■ RECORDS SHOWN
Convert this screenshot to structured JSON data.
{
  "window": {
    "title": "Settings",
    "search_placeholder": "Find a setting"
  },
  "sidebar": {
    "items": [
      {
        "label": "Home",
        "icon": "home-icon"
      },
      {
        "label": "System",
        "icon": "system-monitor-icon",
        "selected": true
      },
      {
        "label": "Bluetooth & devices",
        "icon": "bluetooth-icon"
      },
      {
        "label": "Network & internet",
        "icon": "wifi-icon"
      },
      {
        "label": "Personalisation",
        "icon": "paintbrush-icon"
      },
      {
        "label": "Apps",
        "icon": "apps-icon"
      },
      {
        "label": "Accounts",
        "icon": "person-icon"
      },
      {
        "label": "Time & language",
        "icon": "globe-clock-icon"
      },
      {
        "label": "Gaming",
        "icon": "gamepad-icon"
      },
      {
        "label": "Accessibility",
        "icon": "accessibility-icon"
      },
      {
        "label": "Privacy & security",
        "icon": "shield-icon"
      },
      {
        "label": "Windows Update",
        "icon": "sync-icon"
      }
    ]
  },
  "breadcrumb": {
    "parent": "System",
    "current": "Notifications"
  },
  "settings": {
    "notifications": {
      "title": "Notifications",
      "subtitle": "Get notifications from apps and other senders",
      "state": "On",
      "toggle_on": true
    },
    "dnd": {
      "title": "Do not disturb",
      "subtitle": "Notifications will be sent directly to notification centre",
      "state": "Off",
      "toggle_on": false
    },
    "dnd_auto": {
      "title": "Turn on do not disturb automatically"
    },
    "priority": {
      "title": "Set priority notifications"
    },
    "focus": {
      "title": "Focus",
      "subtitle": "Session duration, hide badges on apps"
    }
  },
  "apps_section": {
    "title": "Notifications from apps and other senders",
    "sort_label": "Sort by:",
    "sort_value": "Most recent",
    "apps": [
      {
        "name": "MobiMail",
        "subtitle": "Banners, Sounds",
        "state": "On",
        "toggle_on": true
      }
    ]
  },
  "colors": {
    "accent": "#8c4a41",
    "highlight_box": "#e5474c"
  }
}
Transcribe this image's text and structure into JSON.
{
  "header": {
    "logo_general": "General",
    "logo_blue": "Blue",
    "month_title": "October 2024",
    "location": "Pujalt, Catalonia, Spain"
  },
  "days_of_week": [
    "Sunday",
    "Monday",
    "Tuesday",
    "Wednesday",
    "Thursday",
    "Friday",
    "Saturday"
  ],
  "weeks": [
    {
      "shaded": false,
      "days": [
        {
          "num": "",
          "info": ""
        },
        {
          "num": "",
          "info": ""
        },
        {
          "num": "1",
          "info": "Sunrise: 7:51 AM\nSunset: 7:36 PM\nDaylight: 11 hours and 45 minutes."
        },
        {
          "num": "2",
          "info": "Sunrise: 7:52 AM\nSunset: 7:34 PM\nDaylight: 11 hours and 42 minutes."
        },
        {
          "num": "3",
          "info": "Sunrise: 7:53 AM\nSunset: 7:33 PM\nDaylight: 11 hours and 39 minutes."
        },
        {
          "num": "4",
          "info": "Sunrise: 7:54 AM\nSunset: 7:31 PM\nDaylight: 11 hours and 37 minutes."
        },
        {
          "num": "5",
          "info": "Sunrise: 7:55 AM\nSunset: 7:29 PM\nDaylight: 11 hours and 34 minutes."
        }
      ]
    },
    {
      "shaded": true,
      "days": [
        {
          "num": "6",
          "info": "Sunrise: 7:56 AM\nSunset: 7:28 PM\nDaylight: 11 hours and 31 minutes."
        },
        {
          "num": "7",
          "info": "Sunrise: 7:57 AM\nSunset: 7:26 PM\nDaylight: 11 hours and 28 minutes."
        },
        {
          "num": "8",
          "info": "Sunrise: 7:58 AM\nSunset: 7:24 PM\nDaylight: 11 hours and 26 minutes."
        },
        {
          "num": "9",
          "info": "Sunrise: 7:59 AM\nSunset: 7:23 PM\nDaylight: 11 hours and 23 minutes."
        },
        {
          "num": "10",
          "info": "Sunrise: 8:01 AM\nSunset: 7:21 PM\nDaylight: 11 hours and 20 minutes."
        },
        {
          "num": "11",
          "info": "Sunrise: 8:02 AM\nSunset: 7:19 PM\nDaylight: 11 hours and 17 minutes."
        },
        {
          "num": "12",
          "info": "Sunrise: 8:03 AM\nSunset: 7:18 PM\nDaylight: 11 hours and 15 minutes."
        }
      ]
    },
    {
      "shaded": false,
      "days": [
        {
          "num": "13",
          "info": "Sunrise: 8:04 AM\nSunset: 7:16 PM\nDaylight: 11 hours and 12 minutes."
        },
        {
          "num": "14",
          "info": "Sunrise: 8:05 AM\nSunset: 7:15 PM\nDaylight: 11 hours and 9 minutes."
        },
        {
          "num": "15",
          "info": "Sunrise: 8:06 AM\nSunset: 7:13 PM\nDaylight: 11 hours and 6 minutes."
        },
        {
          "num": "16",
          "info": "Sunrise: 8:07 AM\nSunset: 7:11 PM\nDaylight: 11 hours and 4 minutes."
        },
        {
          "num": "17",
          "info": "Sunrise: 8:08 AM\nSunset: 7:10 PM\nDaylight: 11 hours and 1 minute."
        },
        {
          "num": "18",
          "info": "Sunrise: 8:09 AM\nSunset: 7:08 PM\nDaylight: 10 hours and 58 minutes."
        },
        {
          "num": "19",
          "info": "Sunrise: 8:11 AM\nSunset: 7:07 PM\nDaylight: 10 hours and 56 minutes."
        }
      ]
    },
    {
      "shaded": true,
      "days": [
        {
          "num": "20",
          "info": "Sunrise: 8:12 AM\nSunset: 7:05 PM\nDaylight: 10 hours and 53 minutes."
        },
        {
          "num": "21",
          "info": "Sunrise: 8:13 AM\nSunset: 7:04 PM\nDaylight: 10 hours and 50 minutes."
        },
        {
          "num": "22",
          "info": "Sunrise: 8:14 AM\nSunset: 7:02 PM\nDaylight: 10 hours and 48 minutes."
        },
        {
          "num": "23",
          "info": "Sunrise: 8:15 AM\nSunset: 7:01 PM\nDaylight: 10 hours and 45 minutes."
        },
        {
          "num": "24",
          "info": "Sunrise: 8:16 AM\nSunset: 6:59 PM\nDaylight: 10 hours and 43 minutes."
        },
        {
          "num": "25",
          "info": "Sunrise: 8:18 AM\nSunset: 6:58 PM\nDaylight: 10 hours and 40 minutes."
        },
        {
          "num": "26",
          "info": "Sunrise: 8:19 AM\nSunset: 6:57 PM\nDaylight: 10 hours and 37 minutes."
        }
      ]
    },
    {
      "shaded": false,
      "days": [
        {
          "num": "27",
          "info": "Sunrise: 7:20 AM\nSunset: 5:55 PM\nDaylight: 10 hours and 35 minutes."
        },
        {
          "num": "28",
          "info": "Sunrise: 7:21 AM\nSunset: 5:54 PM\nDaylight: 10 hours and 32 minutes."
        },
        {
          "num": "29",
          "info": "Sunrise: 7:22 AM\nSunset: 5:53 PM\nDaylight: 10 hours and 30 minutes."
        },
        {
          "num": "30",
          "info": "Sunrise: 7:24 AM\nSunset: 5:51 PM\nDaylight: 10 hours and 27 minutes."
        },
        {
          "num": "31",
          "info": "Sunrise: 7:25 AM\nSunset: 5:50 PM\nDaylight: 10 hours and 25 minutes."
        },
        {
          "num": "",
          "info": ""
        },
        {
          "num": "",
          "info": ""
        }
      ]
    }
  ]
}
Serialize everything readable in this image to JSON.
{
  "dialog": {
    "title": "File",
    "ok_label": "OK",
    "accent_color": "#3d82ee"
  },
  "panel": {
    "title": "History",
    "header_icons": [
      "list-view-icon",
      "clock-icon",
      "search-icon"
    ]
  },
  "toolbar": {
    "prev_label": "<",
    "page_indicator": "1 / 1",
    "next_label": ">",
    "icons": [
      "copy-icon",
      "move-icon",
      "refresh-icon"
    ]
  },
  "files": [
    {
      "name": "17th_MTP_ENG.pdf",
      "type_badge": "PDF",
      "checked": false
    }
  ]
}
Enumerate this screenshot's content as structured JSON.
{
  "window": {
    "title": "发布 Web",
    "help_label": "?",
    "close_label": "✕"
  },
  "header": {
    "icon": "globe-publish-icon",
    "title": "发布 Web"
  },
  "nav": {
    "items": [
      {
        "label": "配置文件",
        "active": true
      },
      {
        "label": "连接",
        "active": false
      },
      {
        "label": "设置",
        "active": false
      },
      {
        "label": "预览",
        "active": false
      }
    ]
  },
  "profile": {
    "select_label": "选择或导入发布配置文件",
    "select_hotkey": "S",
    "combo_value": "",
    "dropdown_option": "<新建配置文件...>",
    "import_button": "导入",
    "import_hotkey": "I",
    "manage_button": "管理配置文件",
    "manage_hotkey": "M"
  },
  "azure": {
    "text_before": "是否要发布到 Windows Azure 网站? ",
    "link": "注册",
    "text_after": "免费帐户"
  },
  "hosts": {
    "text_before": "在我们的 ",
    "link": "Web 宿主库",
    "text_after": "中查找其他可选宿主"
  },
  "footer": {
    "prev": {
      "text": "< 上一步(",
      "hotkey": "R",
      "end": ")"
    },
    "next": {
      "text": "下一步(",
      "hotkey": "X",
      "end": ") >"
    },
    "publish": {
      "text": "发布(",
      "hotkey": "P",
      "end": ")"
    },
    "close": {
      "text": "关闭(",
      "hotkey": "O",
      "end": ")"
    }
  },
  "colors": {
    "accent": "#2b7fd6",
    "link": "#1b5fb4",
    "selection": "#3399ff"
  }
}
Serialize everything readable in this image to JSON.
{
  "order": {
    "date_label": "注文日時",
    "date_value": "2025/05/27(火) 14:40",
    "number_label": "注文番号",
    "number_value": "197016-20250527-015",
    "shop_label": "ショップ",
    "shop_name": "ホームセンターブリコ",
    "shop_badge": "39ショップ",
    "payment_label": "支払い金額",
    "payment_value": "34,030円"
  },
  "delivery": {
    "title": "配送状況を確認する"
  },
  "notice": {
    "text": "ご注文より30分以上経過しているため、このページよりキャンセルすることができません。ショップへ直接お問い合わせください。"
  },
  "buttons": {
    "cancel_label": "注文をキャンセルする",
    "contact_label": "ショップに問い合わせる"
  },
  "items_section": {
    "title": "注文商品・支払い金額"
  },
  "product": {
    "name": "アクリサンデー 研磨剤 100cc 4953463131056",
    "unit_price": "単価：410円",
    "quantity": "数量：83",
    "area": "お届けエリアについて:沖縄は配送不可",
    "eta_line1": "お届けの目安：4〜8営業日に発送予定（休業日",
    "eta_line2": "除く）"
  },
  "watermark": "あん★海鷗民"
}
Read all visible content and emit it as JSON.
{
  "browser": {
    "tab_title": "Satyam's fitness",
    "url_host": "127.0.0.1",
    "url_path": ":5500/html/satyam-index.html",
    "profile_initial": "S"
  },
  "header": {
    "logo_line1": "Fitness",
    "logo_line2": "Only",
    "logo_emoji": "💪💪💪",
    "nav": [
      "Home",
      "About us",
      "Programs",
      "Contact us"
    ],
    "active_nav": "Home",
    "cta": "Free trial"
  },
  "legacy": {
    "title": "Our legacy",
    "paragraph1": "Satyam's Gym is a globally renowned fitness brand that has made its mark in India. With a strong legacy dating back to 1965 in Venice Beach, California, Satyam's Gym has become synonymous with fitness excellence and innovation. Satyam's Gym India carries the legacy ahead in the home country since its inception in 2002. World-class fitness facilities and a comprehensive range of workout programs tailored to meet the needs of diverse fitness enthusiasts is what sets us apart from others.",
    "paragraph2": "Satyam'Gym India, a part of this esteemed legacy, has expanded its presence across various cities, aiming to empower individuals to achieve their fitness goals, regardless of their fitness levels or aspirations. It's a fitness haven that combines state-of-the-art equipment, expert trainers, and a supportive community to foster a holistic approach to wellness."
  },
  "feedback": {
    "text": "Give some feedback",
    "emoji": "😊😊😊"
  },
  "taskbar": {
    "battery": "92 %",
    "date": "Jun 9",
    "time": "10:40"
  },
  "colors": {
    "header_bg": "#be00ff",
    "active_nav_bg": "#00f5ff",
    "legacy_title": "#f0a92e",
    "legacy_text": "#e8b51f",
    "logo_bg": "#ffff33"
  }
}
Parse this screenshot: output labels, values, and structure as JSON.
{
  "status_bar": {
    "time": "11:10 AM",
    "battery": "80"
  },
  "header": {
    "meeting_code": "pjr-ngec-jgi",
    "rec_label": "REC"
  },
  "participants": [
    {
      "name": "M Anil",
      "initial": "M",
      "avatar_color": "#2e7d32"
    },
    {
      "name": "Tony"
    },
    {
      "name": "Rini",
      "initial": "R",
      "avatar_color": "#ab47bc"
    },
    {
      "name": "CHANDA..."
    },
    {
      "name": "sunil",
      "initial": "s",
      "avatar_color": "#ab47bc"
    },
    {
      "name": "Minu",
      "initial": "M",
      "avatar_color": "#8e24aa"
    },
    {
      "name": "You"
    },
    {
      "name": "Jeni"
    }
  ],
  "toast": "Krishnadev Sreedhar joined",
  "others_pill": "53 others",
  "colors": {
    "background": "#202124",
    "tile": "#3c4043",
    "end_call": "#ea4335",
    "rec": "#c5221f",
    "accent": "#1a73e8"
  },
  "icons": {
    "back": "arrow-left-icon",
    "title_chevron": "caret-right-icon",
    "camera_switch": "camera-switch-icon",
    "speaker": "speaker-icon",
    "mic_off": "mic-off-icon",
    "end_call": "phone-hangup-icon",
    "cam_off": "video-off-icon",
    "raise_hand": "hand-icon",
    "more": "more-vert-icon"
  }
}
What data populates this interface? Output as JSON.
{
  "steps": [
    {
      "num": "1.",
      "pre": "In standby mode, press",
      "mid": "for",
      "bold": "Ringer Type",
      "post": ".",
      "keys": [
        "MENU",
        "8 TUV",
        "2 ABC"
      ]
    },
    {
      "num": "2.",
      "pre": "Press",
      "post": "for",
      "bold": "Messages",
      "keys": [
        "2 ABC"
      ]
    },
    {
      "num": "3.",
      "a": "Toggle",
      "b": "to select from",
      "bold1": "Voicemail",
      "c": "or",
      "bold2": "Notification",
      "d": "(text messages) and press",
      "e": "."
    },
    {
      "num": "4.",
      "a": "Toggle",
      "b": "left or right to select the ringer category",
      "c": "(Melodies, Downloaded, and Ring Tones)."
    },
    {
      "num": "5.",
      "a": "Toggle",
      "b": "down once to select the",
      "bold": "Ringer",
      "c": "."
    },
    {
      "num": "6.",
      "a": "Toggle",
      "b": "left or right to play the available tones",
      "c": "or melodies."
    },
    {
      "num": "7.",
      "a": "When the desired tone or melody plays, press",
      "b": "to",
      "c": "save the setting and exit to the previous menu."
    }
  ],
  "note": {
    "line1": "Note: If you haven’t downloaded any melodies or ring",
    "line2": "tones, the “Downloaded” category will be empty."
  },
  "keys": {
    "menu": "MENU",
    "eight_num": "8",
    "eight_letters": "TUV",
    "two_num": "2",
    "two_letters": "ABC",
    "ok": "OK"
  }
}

■ WHAT THE TASK ASKS
Check each line of the listing above for the string "that", then report only how many lines have it.

■ EXPECTED ANSWER
2